» EXERCISE GOAL
Where does the string "such" appear in the records? Copy every line that contains it.
--- --- ---
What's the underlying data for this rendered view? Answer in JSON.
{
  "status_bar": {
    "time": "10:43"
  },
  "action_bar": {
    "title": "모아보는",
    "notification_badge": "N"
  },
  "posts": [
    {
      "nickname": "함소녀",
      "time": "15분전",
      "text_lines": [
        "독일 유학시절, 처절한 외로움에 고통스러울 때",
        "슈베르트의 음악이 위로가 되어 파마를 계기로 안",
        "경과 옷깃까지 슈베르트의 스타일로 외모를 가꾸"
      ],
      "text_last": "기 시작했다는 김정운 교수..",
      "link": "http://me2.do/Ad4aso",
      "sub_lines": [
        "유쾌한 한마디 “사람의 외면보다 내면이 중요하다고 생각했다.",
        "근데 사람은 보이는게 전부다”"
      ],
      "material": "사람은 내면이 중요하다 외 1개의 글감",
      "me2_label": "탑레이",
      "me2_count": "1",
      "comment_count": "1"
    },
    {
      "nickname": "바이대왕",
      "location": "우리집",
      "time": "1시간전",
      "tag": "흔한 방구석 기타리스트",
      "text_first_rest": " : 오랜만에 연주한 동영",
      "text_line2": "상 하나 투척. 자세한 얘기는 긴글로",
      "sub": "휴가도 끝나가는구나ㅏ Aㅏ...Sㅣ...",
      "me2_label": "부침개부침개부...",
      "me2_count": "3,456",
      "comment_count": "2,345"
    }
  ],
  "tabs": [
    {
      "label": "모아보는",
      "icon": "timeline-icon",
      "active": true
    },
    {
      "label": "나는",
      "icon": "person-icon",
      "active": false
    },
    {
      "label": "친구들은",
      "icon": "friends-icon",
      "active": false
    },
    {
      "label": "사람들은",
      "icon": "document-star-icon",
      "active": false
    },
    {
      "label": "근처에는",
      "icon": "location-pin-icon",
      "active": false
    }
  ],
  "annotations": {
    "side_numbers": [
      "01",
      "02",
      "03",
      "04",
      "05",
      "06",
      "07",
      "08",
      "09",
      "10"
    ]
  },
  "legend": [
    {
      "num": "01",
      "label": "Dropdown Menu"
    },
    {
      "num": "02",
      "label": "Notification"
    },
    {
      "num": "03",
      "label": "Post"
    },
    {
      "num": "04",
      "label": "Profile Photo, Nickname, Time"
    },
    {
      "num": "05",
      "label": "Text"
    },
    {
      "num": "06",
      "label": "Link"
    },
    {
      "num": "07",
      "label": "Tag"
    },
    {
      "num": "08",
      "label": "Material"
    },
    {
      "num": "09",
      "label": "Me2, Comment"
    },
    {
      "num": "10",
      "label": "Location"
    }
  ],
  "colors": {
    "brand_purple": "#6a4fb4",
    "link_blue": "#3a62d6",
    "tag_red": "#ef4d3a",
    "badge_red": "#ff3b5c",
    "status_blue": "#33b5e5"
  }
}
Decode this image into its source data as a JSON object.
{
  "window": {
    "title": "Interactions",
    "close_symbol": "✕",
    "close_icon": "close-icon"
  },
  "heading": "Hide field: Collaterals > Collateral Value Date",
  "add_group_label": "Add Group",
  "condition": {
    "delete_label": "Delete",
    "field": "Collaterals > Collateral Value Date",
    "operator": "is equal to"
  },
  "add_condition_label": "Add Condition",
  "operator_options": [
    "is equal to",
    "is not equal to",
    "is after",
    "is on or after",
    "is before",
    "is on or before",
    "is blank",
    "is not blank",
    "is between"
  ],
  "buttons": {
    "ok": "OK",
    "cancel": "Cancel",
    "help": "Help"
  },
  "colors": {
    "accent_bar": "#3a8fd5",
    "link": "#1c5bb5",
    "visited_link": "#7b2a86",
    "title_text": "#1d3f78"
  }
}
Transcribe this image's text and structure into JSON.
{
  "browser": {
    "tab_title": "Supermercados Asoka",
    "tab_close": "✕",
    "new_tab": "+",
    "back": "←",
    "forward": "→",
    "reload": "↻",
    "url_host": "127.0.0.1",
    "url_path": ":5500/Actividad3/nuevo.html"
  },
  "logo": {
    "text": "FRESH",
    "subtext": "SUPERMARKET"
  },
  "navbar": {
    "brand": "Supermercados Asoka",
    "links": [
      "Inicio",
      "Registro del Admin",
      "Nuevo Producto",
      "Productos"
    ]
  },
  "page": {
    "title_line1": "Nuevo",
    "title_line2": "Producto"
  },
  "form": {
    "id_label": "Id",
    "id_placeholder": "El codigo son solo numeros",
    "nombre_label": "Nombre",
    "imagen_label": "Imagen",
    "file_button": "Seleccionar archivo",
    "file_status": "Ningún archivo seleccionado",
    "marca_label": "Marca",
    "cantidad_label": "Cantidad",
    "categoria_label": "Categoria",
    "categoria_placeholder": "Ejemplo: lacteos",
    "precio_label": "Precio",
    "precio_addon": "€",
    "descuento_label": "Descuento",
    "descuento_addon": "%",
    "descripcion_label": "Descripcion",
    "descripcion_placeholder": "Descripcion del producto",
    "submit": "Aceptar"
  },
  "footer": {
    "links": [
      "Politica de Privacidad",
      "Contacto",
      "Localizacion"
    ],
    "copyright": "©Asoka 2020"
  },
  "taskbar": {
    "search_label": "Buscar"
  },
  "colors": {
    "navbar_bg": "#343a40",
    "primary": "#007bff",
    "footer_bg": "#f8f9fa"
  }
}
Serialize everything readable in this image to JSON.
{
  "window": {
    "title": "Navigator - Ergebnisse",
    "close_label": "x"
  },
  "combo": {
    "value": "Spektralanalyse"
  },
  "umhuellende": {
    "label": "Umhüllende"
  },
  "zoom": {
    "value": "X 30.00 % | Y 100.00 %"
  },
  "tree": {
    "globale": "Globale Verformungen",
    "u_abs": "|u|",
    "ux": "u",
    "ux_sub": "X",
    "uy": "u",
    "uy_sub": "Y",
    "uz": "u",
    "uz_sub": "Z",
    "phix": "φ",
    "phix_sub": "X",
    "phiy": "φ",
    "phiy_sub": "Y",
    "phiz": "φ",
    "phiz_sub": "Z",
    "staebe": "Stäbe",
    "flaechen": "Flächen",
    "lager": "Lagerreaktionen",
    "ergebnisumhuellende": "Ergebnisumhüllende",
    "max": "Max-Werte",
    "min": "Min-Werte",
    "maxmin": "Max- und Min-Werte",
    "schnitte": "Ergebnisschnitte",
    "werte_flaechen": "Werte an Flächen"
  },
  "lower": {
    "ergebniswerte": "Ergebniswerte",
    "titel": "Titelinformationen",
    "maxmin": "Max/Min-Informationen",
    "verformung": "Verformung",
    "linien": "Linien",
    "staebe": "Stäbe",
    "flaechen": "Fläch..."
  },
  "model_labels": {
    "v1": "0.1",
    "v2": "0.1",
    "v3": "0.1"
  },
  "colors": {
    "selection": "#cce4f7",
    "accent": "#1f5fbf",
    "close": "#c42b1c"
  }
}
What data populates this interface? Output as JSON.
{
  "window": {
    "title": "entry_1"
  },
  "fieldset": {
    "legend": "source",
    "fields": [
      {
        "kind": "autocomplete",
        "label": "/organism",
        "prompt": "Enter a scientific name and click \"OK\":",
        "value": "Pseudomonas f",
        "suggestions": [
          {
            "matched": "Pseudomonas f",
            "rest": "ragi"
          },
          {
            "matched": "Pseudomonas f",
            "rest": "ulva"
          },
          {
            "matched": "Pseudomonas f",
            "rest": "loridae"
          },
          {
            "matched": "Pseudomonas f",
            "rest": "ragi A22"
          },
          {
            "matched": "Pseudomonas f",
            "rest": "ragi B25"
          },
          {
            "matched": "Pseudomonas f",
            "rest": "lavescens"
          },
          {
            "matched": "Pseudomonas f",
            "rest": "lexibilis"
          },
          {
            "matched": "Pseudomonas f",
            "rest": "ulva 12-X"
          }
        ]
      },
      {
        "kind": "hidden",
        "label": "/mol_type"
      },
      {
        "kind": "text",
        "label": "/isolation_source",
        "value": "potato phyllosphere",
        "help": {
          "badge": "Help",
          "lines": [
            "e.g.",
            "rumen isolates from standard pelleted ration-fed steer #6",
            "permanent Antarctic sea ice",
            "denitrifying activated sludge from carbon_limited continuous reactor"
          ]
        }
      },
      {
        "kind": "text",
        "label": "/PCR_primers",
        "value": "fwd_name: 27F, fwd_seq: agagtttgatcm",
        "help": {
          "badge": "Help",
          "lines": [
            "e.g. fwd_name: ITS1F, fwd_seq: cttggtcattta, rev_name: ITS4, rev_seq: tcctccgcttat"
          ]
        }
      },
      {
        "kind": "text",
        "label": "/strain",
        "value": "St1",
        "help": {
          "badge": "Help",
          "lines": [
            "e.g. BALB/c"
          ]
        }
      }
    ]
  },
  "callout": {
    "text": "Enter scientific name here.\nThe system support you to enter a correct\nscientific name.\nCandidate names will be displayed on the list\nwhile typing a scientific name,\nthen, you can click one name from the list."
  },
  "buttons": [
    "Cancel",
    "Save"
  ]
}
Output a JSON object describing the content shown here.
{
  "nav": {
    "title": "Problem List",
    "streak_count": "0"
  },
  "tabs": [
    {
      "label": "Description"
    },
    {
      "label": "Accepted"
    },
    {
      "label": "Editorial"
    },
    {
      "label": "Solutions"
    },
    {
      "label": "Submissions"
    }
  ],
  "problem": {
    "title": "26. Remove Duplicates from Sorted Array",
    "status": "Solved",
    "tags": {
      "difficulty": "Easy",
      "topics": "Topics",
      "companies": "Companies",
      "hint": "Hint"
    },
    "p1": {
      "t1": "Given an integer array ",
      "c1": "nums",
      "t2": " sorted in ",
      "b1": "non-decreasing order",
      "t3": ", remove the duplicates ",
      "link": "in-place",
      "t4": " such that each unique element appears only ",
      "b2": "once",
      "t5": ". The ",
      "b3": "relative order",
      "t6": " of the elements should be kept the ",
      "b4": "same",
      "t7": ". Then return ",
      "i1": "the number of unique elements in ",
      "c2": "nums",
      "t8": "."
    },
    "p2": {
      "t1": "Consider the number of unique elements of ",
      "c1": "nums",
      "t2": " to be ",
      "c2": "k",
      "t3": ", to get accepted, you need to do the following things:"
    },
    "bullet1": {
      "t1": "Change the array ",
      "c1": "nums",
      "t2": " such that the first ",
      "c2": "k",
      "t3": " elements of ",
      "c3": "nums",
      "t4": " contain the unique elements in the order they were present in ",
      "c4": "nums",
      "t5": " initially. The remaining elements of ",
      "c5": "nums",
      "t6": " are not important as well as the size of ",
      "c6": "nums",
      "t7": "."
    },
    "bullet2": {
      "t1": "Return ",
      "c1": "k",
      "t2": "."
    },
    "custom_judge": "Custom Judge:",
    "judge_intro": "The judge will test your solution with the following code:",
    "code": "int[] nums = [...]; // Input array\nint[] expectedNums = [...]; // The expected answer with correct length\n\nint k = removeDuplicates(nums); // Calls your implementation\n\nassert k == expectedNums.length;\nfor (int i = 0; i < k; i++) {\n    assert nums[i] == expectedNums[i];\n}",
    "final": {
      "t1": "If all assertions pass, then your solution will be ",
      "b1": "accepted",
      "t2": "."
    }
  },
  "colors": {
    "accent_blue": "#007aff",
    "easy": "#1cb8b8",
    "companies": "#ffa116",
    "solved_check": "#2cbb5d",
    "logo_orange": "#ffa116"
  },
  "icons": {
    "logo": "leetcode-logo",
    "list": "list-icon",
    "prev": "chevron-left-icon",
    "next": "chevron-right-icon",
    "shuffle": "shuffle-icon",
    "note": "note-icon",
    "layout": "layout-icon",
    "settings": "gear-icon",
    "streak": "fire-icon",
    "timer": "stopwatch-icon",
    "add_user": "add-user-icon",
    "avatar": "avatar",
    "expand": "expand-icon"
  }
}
--- --- ---
» EXERCISE RESPONSE
      "t4": " such that each unique element appears only ",
      "t2": " such that the first ",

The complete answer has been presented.